### THE PROBLEM:
Copy, from the entries below, each line in which the string "output" appears.

Dataset entries on figures
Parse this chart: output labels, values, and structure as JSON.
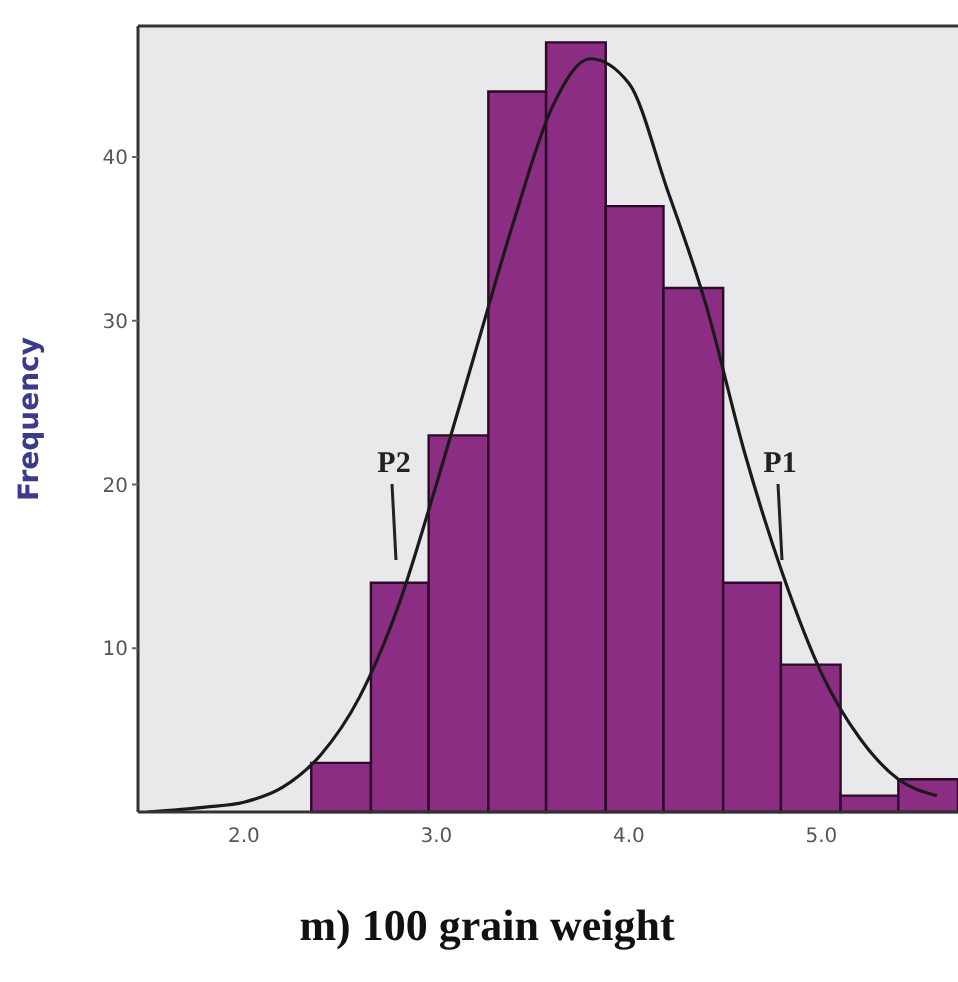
{
  "chart_data": {
    "type": "histogram",
    "title": "m) 100 grain weight",
    "ylabel": "Frequency",
    "bins": [
      2.35,
      2.66,
      2.96,
      3.27,
      3.57,
      3.88,
      4.18,
      4.49,
      4.79,
      5.1,
      5.4,
      5.71
    ],
    "values": [
      3,
      14,
      23,
      44,
      47,
      37,
      32,
      14,
      9,
      1,
      2
    ],
    "color": "#8b2d82",
    "series": [
      {
        "type": "line",
        "color": "#1a1a1a",
        "x": [
          1.5,
          1.8,
          2.0,
          2.2,
          2.4,
          2.6,
          2.8,
          3.0,
          3.2,
          3.4,
          3.6,
          3.8,
          4.0,
          4.2,
          4.4,
          4.6,
          4.8,
          5.0,
          5.2,
          5.4,
          5.6
        ],
        "values": [
          0,
          0.3,
          0.6,
          1.5,
          3.5,
          7,
          12.5,
          20,
          28,
          36,
          43,
          46,
          44.5,
          38,
          31,
          22,
          14.5,
          8.5,
          4.5,
          2,
          1
        ]
      }
    ],
    "annotations": [
      "P2",
      "P1"
    ],
    "xlim": [
      1.45,
      5.71
    ],
    "xticks": [
      {
        "value": 2,
        "label": "2.0"
      },
      {
        "value": 3,
        "label": "3.0"
      },
      {
        "value": 4,
        "label": "4.0"
      },
      {
        "value": 5,
        "label": "5.0"
      }
    ],
    "ylim": [
      0,
      48
    ],
    "yticks": [
      10,
      20,
      30,
      40
    ],
    "grid": false
  }
}
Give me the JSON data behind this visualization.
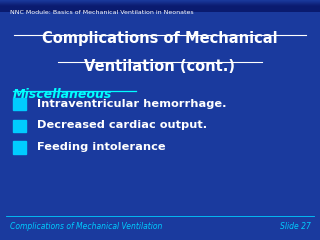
{
  "bg_color_top": "#1a3a9e",
  "bg_color_bottom": "#0a1a6e",
  "header_text": "NNC Module: Basics of Mechanical Ventilation in Neonates",
  "title_line1": "Complications of Mechanical",
  "title_line2": "Ventilation (cont.)",
  "section_header": "Miscellaneous",
  "bullets": [
    "Intraventricular hemorrhage.",
    "Decreased cardiac output.",
    "Feeding intolerance"
  ],
  "footer_left": "Complications of Mechanical Ventilation",
  "footer_right": "Slide 27",
  "title_color": "#ffffff",
  "section_color": "#00ffff",
  "bullet_color": "#ffffff",
  "bullet_square_color": "#00ccff",
  "header_color": "#ffffff",
  "footer_color": "#00ccff"
}
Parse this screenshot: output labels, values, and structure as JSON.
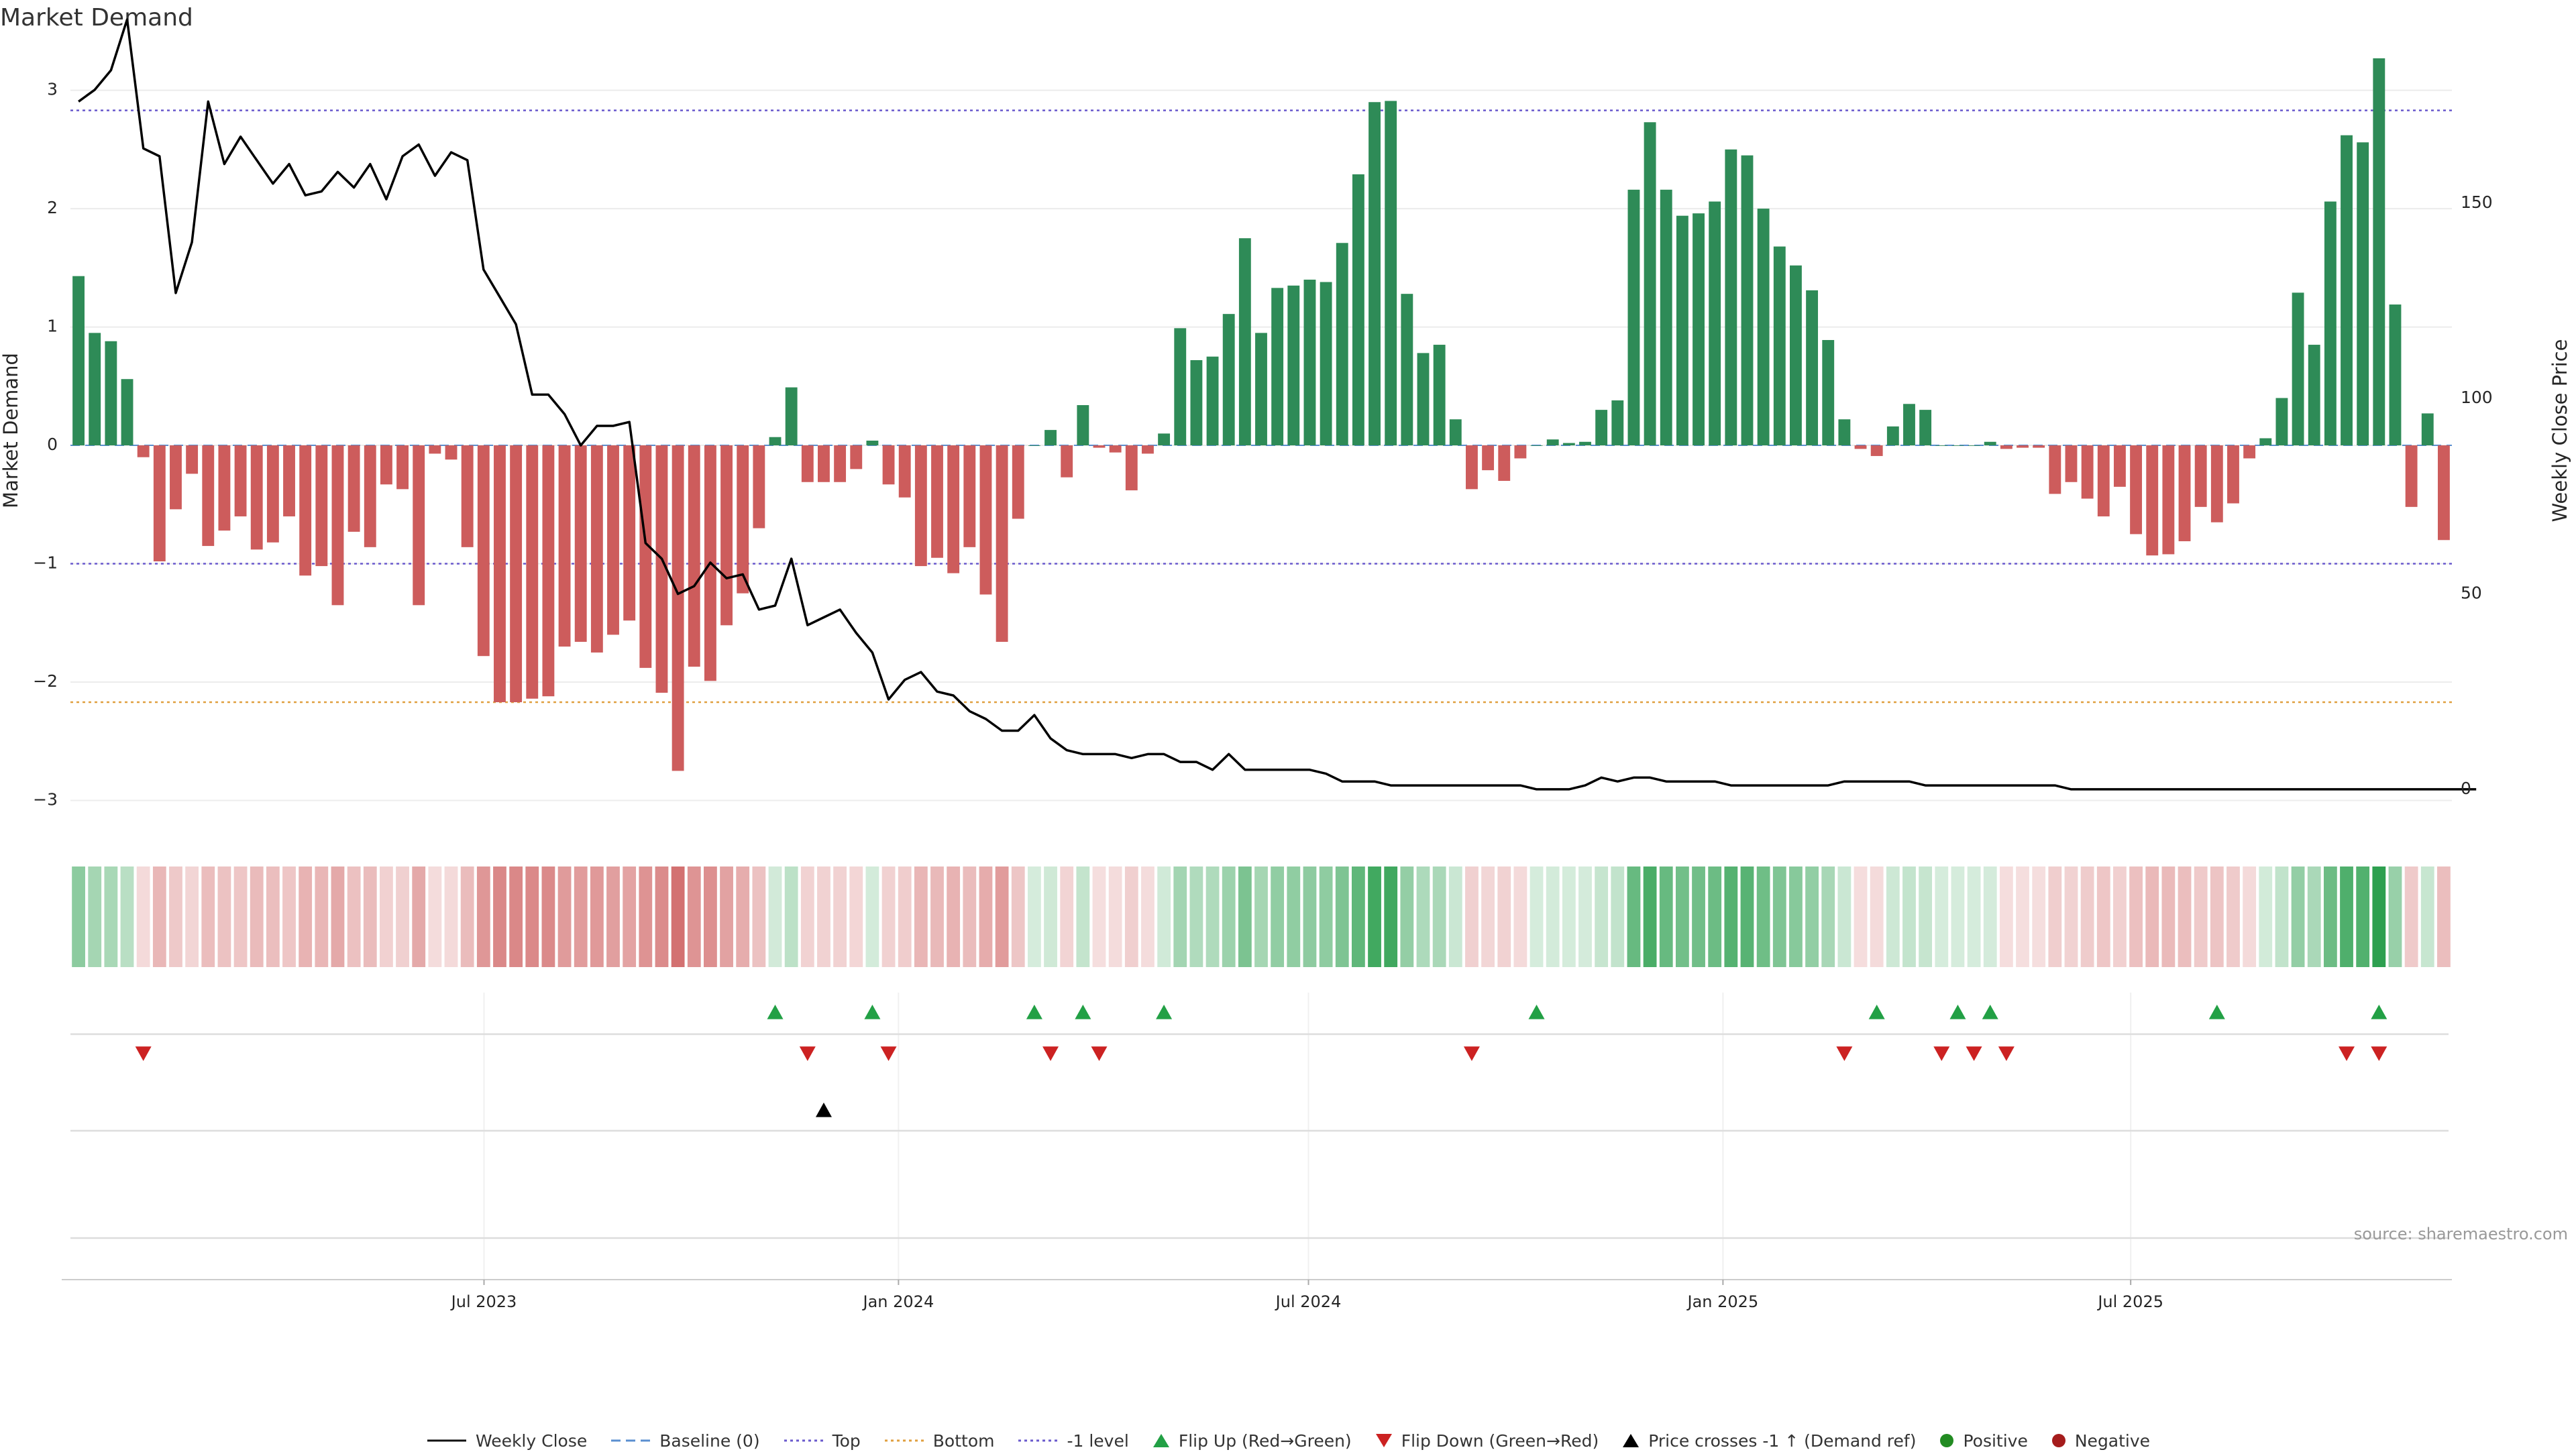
{
  "title": "Market Demand",
  "source": "source: sharemaestro.com",
  "colors": {
    "positive_bar": "#2e8b57",
    "negative_bar": "#cd5c5c",
    "price_line": "#000000",
    "top_line": "#6a5acd",
    "bottom_line": "#e0a040",
    "minus1_line": "#6a5acd",
    "flip_up": "#22a045",
    "flip_down": "#cc2222",
    "cross": "#000000"
  },
  "chart_data": {
    "type": "bar",
    "title": "Market Demand",
    "ylabel": "Market Demand",
    "y2label": "Weekly Close Price",
    "ylim": [
      -3.15,
      3.4
    ],
    "yticks": [
      3,
      2,
      1,
      0,
      -1,
      -2,
      -3
    ],
    "ytick_labels": [
      "3",
      "2",
      "1",
      "0",
      "−1",
      "−2",
      "−3"
    ],
    "y2lim": [
      -7.4,
      191
    ],
    "y2ticks": [
      0,
      50,
      100,
      150
    ],
    "y2tick_labels": [
      "0",
      "50",
      "100",
      "150"
    ],
    "x_axis": {
      "start": "2023-01-02",
      "end": "2025-11-17",
      "tick_dates": [
        "2023-07-01",
        "2024-01-01",
        "2024-07-01",
        "2025-01-01",
        "2025-07-01"
      ],
      "tick_labels": [
        "Jul 2023",
        "Jan 2024",
        "Jul 2024",
        "Jan 2025",
        "Jul 2025"
      ]
    },
    "reference_lines": {
      "top": 2.83,
      "bottom": -2.17,
      "minus_one": -1,
      "baseline": 0
    },
    "demand": [
      1.43,
      0.95,
      0.88,
      0.56,
      -0.1,
      -0.98,
      -0.54,
      -0.24,
      -0.85,
      -0.72,
      -0.6,
      -0.88,
      -0.82,
      -0.6,
      -1.1,
      -1.02,
      -1.35,
      -0.73,
      -0.86,
      -0.33,
      -0.37,
      -1.35,
      -0.07,
      -0.12,
      -0.86,
      -1.78,
      -2.17,
      -2.17,
      -2.14,
      -2.12,
      -1.7,
      -1.66,
      -1.75,
      -1.6,
      -1.48,
      -1.88,
      -2.09,
      -2.75,
      -1.87,
      -1.99,
      -1.52,
      -1.25,
      -0.7,
      0.07,
      0.49,
      -0.31,
      -0.31,
      -0.31,
      -0.2,
      0.04,
      -0.33,
      -0.44,
      -1.02,
      -0.95,
      -1.08,
      -0.86,
      -1.26,
      -1.66,
      -0.62,
      0.0,
      0.13,
      -0.27,
      0.34,
      -0.02,
      -0.06,
      -0.38,
      -0.07,
      0.1,
      0.99,
      0.72,
      0.75,
      1.11,
      1.75,
      0.95,
      1.33,
      1.35,
      1.4,
      1.38,
      1.71,
      2.29,
      2.9,
      2.91,
      1.28,
      0.78,
      0.85,
      0.22,
      -0.37,
      -0.21,
      -0.3,
      -0.11,
      0.0,
      0.05,
      0.02,
      0.03,
      0.3,
      0.38,
      2.16,
      2.73,
      2.16,
      1.94,
      1.96,
      2.06,
      2.5,
      2.45,
      2.0,
      1.68,
      1.52,
      1.31,
      0.89,
      0.22,
      -0.03,
      -0.09,
      0.16,
      0.35,
      0.3,
      0.0,
      0.0,
      0.0,
      0.03,
      -0.03,
      -0.02,
      -0.02,
      -0.41,
      -0.31,
      -0.45,
      -0.6,
      -0.35,
      -0.75,
      -0.93,
      -0.92,
      -0.81,
      -0.52,
      -0.65,
      -0.49,
      -0.11,
      0.06,
      0.4,
      1.29,
      0.85,
      2.06,
      2.62,
      2.56,
      3.27,
      1.19,
      -0.52,
      0.27,
      -0.8
    ],
    "weekly_close": [
      176,
      179,
      184,
      197,
      164,
      162,
      127,
      140,
      176,
      160,
      167,
      161,
      155,
      160,
      152,
      153,
      158,
      154,
      160,
      151,
      162,
      165,
      157,
      163,
      161,
      133,
      126,
      119,
      101,
      101,
      96,
      88,
      93,
      93,
      94,
      63,
      59,
      50,
      52,
      58,
      54,
      55,
      46,
      47,
      59,
      42,
      44,
      46,
      40,
      35,
      23,
      28,
      30,
      25,
      24,
      20,
      18,
      15,
      15,
      19,
      13,
      10,
      9,
      9,
      9,
      8,
      9,
      9,
      7,
      7,
      5,
      9,
      5,
      5,
      5,
      5,
      5,
      4,
      2,
      2,
      2,
      1,
      1,
      1,
      1,
      1,
      1,
      1,
      1,
      1,
      0,
      0,
      0,
      1,
      3,
      2,
      3,
      3,
      2,
      2,
      2,
      2,
      1,
      1,
      1,
      1,
      1,
      1,
      1,
      2,
      2,
      2,
      2,
      2,
      1,
      1,
      1,
      1,
      1,
      1,
      1,
      1,
      1,
      0,
      0,
      0,
      0,
      0,
      0,
      0,
      0,
      0,
      0,
      0,
      0,
      0,
      0,
      0,
      0,
      0,
      0,
      0,
      0,
      0,
      0,
      0,
      0,
      0,
      0
    ],
    "series": [
      {
        "name": "Market Demand",
        "type": "bar"
      },
      {
        "name": "Weekly Close",
        "type": "line",
        "axis": "right"
      }
    ],
    "flip_up_weeks": [
      43,
      49,
      59,
      62,
      67,
      90,
      111,
      116,
      118,
      132,
      142
    ],
    "flip_down_weeks": [
      4,
      45,
      50,
      60,
      63,
      86,
      109,
      115,
      117,
      119,
      140,
      142
    ],
    "price_cross_weeks": [
      46
    ]
  },
  "legend": [
    {
      "label": "Weekly Close",
      "kind": "line-solid"
    },
    {
      "label": "Baseline (0)",
      "kind": "line-dashed"
    },
    {
      "label": "Top",
      "kind": "line-dotted-top"
    },
    {
      "label": "Bottom",
      "kind": "line-dotted-bottom"
    },
    {
      "label": "-1 level",
      "kind": "line-dotted-minus1"
    },
    {
      "label": "Flip Up (Red→Green)",
      "kind": "triangle-up-green"
    },
    {
      "label": "Flip Down (Green→Red)",
      "kind": "triangle-down-red"
    },
    {
      "label": "Price crosses -1 ↑ (Demand ref)",
      "kind": "triangle-up-black"
    },
    {
      "label": "Positive",
      "kind": "dot-green"
    },
    {
      "label": "Negative",
      "kind": "dot-red"
    }
  ]
}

### SOLUTION TO THIS PROBLEM:
Parse this chart: output labels, values, and structure as JSON.
    "Decreased cardiac output.",
Parse this screenshot: output labels, values, and structure as JSON.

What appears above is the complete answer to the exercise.